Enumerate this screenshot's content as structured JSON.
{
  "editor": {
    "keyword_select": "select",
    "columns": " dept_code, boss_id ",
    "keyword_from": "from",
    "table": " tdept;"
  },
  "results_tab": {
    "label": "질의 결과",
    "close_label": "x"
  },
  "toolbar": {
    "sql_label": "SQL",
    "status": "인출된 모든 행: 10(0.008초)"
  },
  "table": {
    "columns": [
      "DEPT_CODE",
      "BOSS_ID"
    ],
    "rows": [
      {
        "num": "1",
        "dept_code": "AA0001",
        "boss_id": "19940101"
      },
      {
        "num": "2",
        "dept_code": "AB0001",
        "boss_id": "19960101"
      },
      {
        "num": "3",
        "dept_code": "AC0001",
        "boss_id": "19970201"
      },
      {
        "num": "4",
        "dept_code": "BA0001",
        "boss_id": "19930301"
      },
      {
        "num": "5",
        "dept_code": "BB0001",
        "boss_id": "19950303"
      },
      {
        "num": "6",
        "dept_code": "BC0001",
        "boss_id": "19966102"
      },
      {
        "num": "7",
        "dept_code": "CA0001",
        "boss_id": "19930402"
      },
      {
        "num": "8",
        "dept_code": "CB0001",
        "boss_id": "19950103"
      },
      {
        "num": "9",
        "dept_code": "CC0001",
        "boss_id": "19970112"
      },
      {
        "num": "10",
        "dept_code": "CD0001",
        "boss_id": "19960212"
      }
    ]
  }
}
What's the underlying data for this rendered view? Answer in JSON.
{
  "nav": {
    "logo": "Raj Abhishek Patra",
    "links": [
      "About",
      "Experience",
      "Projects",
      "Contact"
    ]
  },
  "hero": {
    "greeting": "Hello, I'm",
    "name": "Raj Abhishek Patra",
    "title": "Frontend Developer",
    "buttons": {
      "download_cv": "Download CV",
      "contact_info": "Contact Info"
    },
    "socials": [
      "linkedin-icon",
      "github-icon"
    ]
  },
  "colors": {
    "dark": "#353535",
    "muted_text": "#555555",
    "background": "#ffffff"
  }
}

####################

**TASK PROMPT**: Repeat exactly, and only, the lines of the records above, starting with the line that contains "What's the underlying" and ending with the final line, both included.

**IN RESPONSE**:
What's the underlying data for this rendered view? Answer in JSON.
{
  "nav": {
    "logo": "Raj Abhishek Patra",
    "links": [
      "About",
      "Experience",
      "Projects",
      "Contact"
    ]
  },
  "hero": {
    "greeting": "Hello, I'm",
    "name": "Raj Abhishek Patra",
    "title": "Frontend Developer",
    "buttons": {
      "download_cv": "Download CV",
      "contact_info": "Contact Info"
    },
    "socials": [
      "linkedin-icon",
      "github-icon"
    ]
  },
  "colors": {
    "dark": "#353535",
    "muted_text": "#555555",
    "background": "#ffffff"
  }
}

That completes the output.